Barry Eisler | The Ministry of Truth

Thursday, 29 July 2010 09:46 By Barry Eisler, t r u t h o u t | Op-Ed | name.

Recently, I had the good fortune to be invited by NPR to submit an essay on a favorite thriller of mine. I decided to write about George Orwell's Nineteen Eighty-Four, which is both an excellent thriller and an increasingly powerful and relevant political warning - a combination readers of my latest novel, Inside Out, will know I find appealing.

Though I'm of course pleased that NPR decided to run the essay (which you can find here, along with an unrelated radio interview I did with Michelle Norris on All Things Considered), I'm also disappointed that NPR insisted on watering down the essay through successive drafts. The NPR editor I was in touch with, Miriam Krule, found the first three drafts "too political" (my response -- that an essay on Nineteen Eighty-Four that's too political is like an essay about the Bible that's too much about God - was unpersuasive), and though Ms. Krule didn't articulate the precise nature of her objections, the parts of the essay that had to go nicely demonstrate what in this context "too political" really means. Here are two versions of the offending penultimate paragraph, neither of which NPR deemed acceptable:

As prescient as Orwell was about events, though, I believe his purpose wasn't so much to forecast the future, which might take many forms, as it was to describe human nature, which is immutable. So no, we don't have quite the kind of organized Two Minutes' Hate depicted in the novel, but it's impossible to recall the populace turning on our NATO ally France before our misadventure in Iraq, or more recently on our NATO ally Turkey over the Gaza flotilla incident, and not remember the scene in the book where a crowd instantly and obediently redirects its hostility from Eurasia to Eastasia. It's impossible to watch pundits like Tom Friedman, Jeffrey Goldberg, Charles Krauthammer, and Bill Kristol — who were wrong about everything in Iraq — still being taken seriously as this time they agitate for war with Iran, and not imagine the bureaucrats at the Ministry of Truth sending the historical record down the memory hole for incineration. And it's impossible to look at people who can't see the obvious parallels I just described and not see Party members vigorously practicing their doublethink, by which they have "the power of holding two contradictory beliefs in one's mind simultaneously, and accepting both of them.

## WORK INSTRUCTIONS
Answer these questions from the op-ed above:
(a) Which novel did the writer choose as the subject of the essay for NPR?
(b) Who was the NPR editor the writer dealt with?
(c) Which two NATO allies does the rejected paragraph name?

## GIVEN DATA
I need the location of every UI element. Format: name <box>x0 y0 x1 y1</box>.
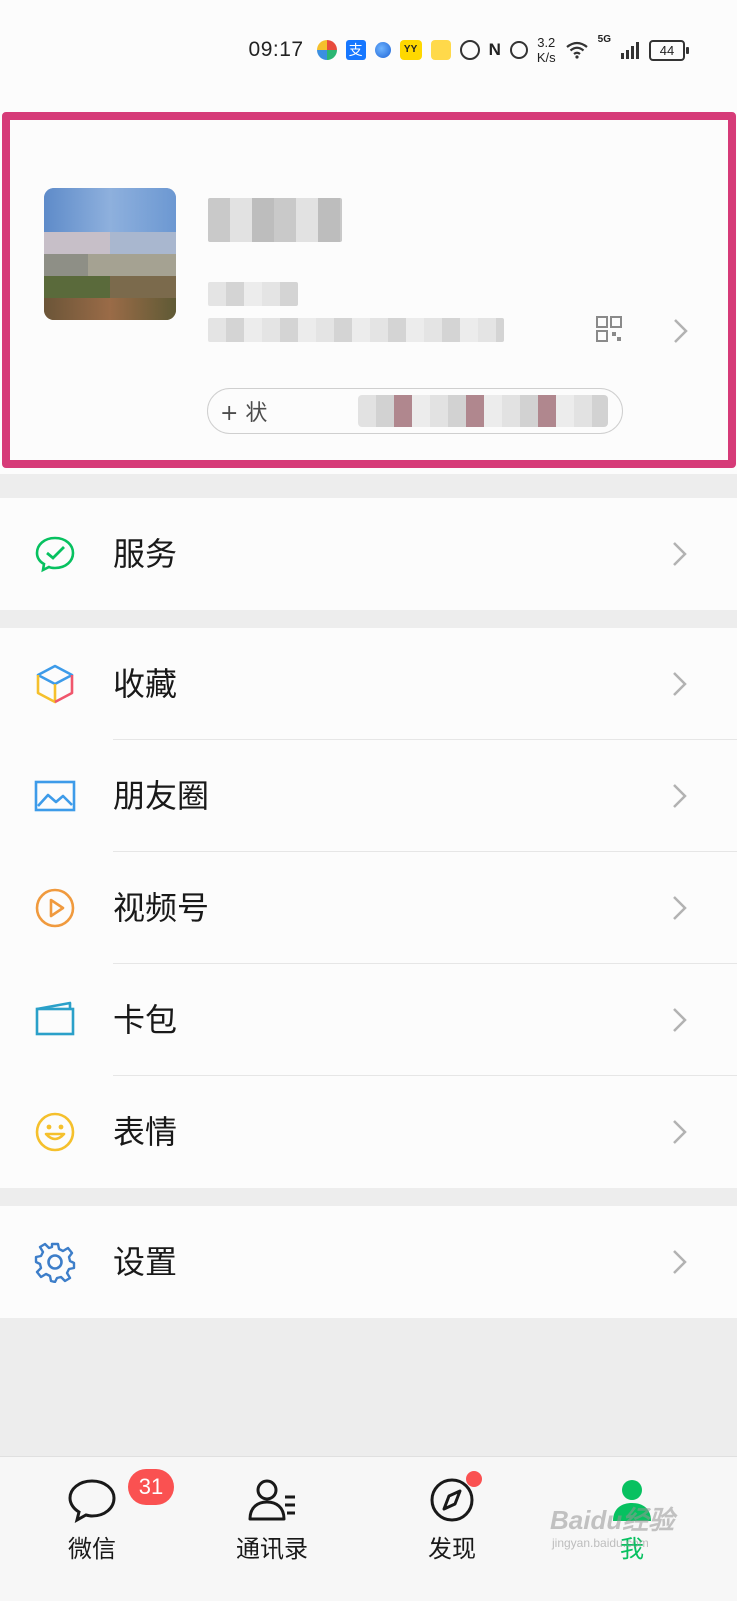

## TASK OUTPUT
(a) George Orwell's Nineteen Eighty-Four
(b) Miriam Krule
(c) France and Turkey